### Exercise objective
Filter out everything except lines holding "Ядріель".

### Material provided
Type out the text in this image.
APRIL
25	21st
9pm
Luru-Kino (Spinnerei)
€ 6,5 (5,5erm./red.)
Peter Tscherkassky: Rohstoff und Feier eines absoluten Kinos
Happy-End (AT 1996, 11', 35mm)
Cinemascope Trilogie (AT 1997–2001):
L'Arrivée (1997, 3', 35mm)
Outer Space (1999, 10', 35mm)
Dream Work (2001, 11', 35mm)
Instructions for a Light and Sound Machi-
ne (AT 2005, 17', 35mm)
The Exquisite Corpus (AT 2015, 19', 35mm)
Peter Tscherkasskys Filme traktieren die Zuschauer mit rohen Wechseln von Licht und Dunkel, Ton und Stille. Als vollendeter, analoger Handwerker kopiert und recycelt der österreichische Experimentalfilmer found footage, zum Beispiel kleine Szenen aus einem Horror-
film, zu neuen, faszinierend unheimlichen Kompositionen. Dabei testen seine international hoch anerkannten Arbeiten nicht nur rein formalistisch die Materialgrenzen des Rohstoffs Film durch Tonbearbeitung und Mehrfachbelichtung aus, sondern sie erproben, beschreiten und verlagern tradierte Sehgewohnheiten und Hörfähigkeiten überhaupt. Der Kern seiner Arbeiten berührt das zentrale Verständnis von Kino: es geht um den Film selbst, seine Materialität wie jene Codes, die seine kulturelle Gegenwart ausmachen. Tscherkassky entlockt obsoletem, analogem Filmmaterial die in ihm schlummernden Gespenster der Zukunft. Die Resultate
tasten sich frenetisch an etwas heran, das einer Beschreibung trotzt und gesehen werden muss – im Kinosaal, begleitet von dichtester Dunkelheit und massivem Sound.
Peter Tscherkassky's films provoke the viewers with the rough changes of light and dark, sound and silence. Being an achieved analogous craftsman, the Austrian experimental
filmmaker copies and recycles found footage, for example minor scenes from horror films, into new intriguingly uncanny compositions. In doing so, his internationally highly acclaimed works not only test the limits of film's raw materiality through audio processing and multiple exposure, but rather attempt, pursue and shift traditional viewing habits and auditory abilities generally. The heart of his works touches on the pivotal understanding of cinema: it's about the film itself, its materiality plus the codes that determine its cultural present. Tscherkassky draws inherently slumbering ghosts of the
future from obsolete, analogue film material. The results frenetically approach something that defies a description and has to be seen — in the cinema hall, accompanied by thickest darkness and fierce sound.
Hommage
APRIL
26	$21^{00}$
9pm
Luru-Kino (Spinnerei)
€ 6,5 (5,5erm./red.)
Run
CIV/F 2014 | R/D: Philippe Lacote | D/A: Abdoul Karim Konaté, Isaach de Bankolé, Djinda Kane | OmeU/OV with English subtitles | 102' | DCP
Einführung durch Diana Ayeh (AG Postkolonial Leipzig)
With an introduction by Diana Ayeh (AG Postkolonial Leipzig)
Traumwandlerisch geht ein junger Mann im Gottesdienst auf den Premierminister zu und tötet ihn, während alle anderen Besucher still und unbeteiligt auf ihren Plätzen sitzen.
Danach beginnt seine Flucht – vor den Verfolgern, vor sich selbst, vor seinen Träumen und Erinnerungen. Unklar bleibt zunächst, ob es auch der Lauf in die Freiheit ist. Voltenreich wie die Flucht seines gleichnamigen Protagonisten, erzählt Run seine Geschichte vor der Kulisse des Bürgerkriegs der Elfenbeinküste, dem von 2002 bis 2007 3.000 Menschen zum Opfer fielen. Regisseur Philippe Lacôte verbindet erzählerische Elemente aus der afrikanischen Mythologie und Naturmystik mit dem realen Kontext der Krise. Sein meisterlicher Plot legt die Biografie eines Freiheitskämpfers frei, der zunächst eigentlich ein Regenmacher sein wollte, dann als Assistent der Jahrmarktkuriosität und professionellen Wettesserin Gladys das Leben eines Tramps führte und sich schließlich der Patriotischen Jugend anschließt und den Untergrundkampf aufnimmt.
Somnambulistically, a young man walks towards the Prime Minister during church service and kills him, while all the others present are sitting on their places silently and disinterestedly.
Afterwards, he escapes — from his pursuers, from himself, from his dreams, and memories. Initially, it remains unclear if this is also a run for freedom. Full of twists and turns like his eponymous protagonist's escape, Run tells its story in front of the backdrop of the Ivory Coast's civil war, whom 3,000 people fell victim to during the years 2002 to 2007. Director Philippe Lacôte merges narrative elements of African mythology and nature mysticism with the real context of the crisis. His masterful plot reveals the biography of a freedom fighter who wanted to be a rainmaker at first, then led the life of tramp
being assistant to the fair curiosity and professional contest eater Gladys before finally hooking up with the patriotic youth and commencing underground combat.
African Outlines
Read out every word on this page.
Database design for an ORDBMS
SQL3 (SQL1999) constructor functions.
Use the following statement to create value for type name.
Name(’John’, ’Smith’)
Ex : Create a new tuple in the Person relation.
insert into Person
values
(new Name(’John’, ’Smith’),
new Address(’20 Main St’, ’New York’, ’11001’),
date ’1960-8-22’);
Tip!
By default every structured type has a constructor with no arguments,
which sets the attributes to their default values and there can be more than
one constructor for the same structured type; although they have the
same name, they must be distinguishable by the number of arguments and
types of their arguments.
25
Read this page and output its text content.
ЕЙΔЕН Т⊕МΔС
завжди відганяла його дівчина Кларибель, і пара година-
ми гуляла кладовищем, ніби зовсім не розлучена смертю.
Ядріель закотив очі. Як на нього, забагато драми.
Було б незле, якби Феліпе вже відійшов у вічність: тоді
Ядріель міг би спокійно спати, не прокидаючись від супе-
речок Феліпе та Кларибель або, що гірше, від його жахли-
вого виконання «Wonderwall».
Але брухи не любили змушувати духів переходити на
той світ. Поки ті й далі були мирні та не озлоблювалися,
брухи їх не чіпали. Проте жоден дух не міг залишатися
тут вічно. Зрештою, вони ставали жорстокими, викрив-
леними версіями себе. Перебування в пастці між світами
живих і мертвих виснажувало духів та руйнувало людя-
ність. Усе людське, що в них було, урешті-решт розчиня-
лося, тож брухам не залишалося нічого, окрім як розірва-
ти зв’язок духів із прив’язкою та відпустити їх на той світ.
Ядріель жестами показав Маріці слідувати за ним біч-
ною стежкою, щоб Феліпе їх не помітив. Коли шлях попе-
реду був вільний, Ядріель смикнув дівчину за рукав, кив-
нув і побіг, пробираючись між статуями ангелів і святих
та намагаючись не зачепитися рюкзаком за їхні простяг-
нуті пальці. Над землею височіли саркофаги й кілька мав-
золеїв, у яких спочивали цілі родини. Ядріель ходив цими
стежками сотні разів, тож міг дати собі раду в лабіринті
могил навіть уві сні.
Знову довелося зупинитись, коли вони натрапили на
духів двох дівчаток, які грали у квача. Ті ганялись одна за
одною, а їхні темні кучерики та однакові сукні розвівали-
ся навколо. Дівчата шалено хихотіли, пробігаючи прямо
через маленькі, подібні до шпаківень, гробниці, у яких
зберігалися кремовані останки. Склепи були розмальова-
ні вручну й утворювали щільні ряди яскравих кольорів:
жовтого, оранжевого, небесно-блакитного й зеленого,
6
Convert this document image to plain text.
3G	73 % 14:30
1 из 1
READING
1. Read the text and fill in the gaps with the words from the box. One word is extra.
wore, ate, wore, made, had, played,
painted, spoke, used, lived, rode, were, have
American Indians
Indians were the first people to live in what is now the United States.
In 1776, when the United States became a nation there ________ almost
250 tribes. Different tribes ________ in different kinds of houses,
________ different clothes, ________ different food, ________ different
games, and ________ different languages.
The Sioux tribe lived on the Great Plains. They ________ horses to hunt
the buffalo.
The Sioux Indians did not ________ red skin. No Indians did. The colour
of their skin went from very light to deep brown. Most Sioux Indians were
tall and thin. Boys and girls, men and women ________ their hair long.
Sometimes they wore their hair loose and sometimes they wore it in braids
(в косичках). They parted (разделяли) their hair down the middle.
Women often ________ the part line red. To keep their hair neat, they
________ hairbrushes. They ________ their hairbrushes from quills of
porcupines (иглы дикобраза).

### Answer for the task
Ядріель закотив очі. Як на нього, забагато драми.
Ядріель міг би спокійно спати, не прокидаючись від супе-
Ядріель жестами показав Маріці слідувати за ним біч-
реду був вільний, Ядріель смикнув дівчину за рукав, кив-
золеїв, у яких спочивали цілі родини. Ядріель ходив цими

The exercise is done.